### Exercise aim
Return all of the entries word for word, but omit the pictures they contain.

### Given records
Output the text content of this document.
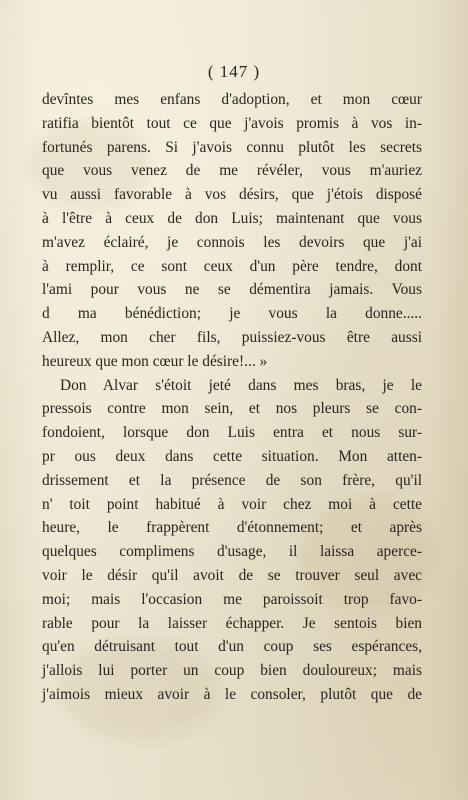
( 147 )
devîntes mes enfans d'adoption, et mon cœur
ratifia bientôt tout ce que j'avois promis à vos in-
fortunés parens. Si j'avois connu plutôt les secrets
que vous venez de me révéler, vous m'auriez
vu aussi favorable à vos désirs, que j'étois disposé
à l'être à ceux de don Luis; maintenant que vous
m'avez éclairé, je connois les devoirs que j'ai
à remplir, ce sont ceux d'un père tendre, dont
l'ami pour vous ne se démentira jamais. Vous
d ma bénédiction; je vous la donne.....
Allez, mon cher fils, puissiez-vous être aussi
heureux que mon cœur le désire!... »
Don Alvar s'étoit jeté dans mes bras, je le
pressois contre mon sein, et nos pleurs se con-
fondoient, lorsque don Luis entra et nous sur-
pr ous deux dans cette situation. Mon atten-
drissement et la présence de son frère, qu'il
n' toit point habitué à voir chez moi à cette
heure, le frappèrent d'étonnement; et après
quelques complimens d'usage, il laissa aperce-
voir le désir qu'il avoit de se trouver seul avec
moi; mais l'occasion me paroissoit trop favo-
rable pour la laisser échapper. Je sentois bien
qu'en détruisant tout d'un coup ses espérances,
j'allois lui porter un coup bien douloureux; mais
j'aimois mieux avoir à le consoler, plutôt que de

### Answer to the problem
Output the text content of this document.
( 147 )
devîntes mes enfans d'adoption, et mon cœur
ratifia bientôt tout ce que j'avois promis à vos in-
fortunés parens. Si j'avois connu plutôt les secrets
que vous venez de me révéler, vous m'auriez
vu aussi favorable à vos désirs, que j'étois disposé
à l'être à ceux de don Luis; maintenant que vous
m'avez éclairé, je connois les devoirs que j'ai
à remplir, ce sont ceux d'un père tendre, dont
l'ami pour vous ne se démentira jamais. Vous
d ma bénédiction; je vous la donne.....
Allez, mon cher fils, puissiez-vous être aussi
heureux que mon cœur le désire!... »
Don Alvar s'étoit jeté dans mes bras, je le
pressois contre mon sein, et nos pleurs se con-
fondoient, lorsque don Luis entra et nous sur-
pr ous deux dans cette situation. Mon atten-
drissement et la présence de son frère, qu'il
n' toit point habitué à voir chez moi à cette
heure, le frappèrent d'étonnement; et après
quelques complimens d'usage, il laissa aperce-
voir le désir qu'il avoit de se trouver seul avec
moi; mais l'occasion me paroissoit trop favo-
rable pour la laisser échapper. Je sentois bien
qu'en détruisant tout d'un coup ses espérances,
j'allois lui porter un coup bien douloureux; mais
j'aimois mieux avoir à le consoler, plutôt que de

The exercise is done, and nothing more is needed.